*CONJUNTO DE TAREFAS*
1 – Devolva, sem qualquer alteração, a passagem do trecho sobre a missão no Haiti que vai de "Amorim, um dos" até "com os militares.".
2 – Relacione todas as pessoas mencionadas pelo nome no trecho sobre a missão no Haiti.
3 – Traduza para o inglês a seguinte frase do trecho sobre a missão no Haiti: "O Exército brasileiro lidera a Missão das Nações Unidas para a Estabilização no Haiti (Minustah) desde junho de 2004."

*TRECHO SELECIONADO*
####
O Globo
O novo ministro da Defesa, Celso Amorim, que toma possa [hoje], apoia a saída
das tropas brasileiras do Haiti. O assunto foi discutido na primeira reunião
entre o ministro e os comandantes das Forças Armadas, no Palácio do Planalto, no
sábado.
Segundo um dos participantes do encontro, houve "convergência de opinião", ou
seja, a cúpula militar também concorda com o retorno das tropas. O Exército
brasileiro lidera a Missão das Nações Unidas para a Estabilização no Haiti
(Minustah) desde junho de 2004.
Amorim, um dos principais articuladores da participação do Brasil na missão
de paz no Haiti, ainda no início do governo do ex-presidente Luiz Inácio Lula da
Silva, avalia que este ciclo está chegando ao fim. A economia voltou a crescer
e, aos poucos, o país está retornando à normalidade democrática.
A missão de paz teve papel crucial na segurança interna do Haiti, após a
queda do ex-presidente Jean-Bertrand Aristide, mas, nos últimos anos, tornou-se
alvo de crescente resistência, inclusive, no plano externo.
- É preciso pensar numa estratégia de saída (do Haiti) - disse Amorim a
interlocutores, reservadamente, um dia após a reunião com os militares.
####
*INFORMAÇÕES REGISTRADAS*
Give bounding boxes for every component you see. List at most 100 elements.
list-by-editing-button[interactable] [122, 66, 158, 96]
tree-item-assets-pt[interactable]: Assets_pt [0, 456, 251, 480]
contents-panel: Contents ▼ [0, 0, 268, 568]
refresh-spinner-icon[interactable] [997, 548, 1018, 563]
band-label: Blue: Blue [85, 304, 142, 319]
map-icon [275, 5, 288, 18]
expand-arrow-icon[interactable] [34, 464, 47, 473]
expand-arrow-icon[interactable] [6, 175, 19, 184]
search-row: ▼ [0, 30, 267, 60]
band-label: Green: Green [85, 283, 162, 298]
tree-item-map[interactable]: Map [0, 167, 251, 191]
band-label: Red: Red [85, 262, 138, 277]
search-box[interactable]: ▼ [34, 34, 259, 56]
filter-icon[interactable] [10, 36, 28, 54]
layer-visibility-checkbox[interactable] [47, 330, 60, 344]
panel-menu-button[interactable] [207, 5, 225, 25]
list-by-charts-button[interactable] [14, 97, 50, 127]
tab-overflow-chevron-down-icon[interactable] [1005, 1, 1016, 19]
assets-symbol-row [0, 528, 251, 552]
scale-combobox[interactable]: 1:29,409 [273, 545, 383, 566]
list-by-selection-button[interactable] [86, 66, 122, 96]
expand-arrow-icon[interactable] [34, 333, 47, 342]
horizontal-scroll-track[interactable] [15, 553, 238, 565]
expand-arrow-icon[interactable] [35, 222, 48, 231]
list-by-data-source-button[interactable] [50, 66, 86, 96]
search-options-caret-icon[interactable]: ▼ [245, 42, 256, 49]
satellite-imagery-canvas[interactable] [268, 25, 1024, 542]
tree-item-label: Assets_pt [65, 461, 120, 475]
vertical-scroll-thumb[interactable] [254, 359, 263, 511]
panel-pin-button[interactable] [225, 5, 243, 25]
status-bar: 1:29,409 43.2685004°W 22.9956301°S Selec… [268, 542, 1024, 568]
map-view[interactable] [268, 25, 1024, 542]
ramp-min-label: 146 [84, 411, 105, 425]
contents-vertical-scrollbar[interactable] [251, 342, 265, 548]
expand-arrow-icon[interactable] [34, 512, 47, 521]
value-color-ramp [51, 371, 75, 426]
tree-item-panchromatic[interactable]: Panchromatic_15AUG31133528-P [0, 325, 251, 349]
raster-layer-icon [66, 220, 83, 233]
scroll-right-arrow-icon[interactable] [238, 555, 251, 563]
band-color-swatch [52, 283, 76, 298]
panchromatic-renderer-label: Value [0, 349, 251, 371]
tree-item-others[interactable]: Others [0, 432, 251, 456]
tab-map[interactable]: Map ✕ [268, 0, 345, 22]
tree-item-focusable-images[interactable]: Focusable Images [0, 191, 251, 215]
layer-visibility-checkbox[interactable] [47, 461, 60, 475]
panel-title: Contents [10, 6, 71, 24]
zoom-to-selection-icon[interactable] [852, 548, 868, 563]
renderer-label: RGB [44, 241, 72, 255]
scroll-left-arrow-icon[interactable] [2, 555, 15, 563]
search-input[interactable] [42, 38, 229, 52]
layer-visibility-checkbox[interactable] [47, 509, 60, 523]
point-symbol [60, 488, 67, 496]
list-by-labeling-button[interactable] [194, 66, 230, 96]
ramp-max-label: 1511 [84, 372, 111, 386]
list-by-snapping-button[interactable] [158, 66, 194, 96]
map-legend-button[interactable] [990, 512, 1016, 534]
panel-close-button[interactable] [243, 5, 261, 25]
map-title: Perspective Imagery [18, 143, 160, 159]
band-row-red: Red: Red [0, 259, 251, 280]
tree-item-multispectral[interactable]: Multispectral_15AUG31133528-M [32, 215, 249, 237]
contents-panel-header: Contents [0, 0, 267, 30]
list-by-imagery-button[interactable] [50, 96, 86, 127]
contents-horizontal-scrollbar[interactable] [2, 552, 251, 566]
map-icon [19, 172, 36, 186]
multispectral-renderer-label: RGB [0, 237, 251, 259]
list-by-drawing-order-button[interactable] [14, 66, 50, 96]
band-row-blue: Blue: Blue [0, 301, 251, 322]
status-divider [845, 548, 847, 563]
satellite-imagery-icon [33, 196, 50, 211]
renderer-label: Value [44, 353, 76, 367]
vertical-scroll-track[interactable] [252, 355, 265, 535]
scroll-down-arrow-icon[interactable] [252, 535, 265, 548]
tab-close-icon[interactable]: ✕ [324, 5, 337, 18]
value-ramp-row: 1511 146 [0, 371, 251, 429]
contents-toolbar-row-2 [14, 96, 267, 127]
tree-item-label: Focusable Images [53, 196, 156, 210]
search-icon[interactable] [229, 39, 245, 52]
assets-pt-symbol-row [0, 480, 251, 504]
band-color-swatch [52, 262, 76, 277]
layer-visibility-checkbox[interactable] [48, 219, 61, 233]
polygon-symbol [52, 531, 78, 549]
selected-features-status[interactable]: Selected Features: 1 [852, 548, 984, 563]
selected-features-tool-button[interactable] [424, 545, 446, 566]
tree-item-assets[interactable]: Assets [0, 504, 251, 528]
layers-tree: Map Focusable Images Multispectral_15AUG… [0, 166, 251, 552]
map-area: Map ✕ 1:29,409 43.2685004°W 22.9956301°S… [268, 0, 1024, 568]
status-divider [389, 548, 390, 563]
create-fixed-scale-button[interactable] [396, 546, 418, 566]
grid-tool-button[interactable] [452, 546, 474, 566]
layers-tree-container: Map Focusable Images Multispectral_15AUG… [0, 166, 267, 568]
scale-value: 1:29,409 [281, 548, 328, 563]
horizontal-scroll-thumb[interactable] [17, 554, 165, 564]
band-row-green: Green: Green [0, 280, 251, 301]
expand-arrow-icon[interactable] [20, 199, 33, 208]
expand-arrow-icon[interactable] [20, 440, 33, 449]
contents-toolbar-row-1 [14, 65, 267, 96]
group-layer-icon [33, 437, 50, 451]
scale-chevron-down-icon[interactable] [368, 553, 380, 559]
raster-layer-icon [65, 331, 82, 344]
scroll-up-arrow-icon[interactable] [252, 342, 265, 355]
####
*RESPOSTAS ÀS TAREFAS*
1 –
Amorim, um dos principais articuladores da participação do Brasil na missão
de paz no Haiti, ainda no início do governo do ex-presidente Luiz Inácio Lula da
Silva, avalia que este ciclo está chegando ao fim. A economia voltou a crescer
e, aos poucos, o país está retornando à normalidade democrática.
A missão de paz teve papel crucial na segurança interna do Haiti, após a
queda do ex-presidente Jean-Bertrand Aristide, mas, nos últimos anos, tornou-se
alvo de crescente resistência, inclusive, no plano externo.
- É preciso pensar numa estratégia de saída (do Haiti) - disse Amorim a
interlocutores, reservadamente, um dia após a reunião com os militares.

2 –
Celso Amorim
Luiz Inácio Lula da Silva
Jean-Bertrand Aristide

3 – The Brazilian Army has led the United Nations Stabilization Mission in Haiti (Minustah) since June 2004.